GIVEN EXERCISE:
Write every record out again exactly, and keep images out of it.

GIVEN DATA:

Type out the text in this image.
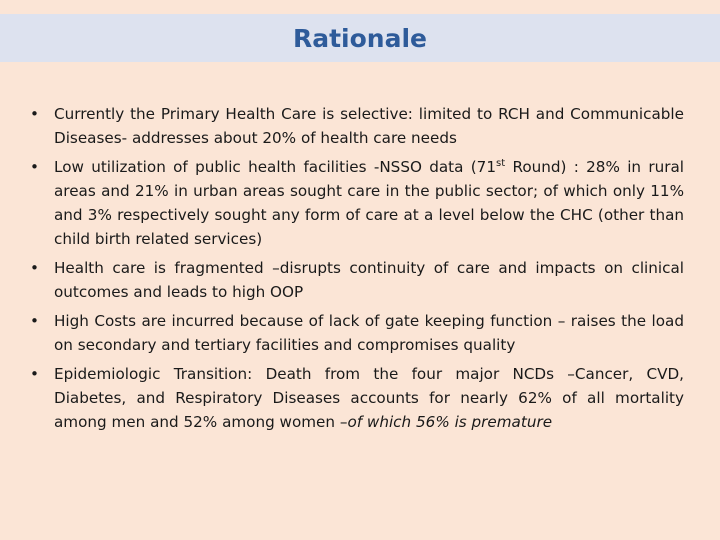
Rationale
• Currently the Primary Health Care is selective: limited to RCH and Communicable Diseases- addresses about 20% of health care needs
• Low utilization of public health facilities -NSSO data (71st Round) : 28% in rural areas and 21% in urban areas sought care in the public sector; of which only 11% and 3% respectively sought any form of care at a level below the CHC (other than child birth related services)
• Health care is fragmented –disrupts continuity of care and impacts on clinical outcomes and leads to high OOP
• High Costs are incurred because of lack of gate keeping function – raises the load on secondary and tertiary facilities and compromises quality
• Epidemiologic Transition: Death from the four major NCDs –Cancer, CVD, Diabetes, and Respiratory Diseases accounts for nearly 62% of all mortality among men and 52% among women –of which 56% is premature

PROBLEM SOLUTION:
Type out the text in this image.
Rationale
• Currently the Primary Health Care is selective: limited to RCH and Communicable Diseases- addresses about 20% of health care needs
• Low utilization of public health facilities -NSSO data (71st Round) : 28% in rural areas and 21% in urban areas sought care in the public sector; of which only 11% and 3% respectively sought any form of care at a level below the CHC (other than child birth related services)
• Health care is fragmented –disrupts continuity of care and impacts on clinical outcomes and leads to high OOP
• High Costs are incurred because of lack of gate keeping function – raises the load on secondary and tertiary facilities and compromises quality
• Epidemiologic Transition: Death from the four major NCDs –Cancer, CVD, Diabetes, and Respiratory Diseases accounts for nearly 62% of all mortality among men and 52% among women –of which 56% is premature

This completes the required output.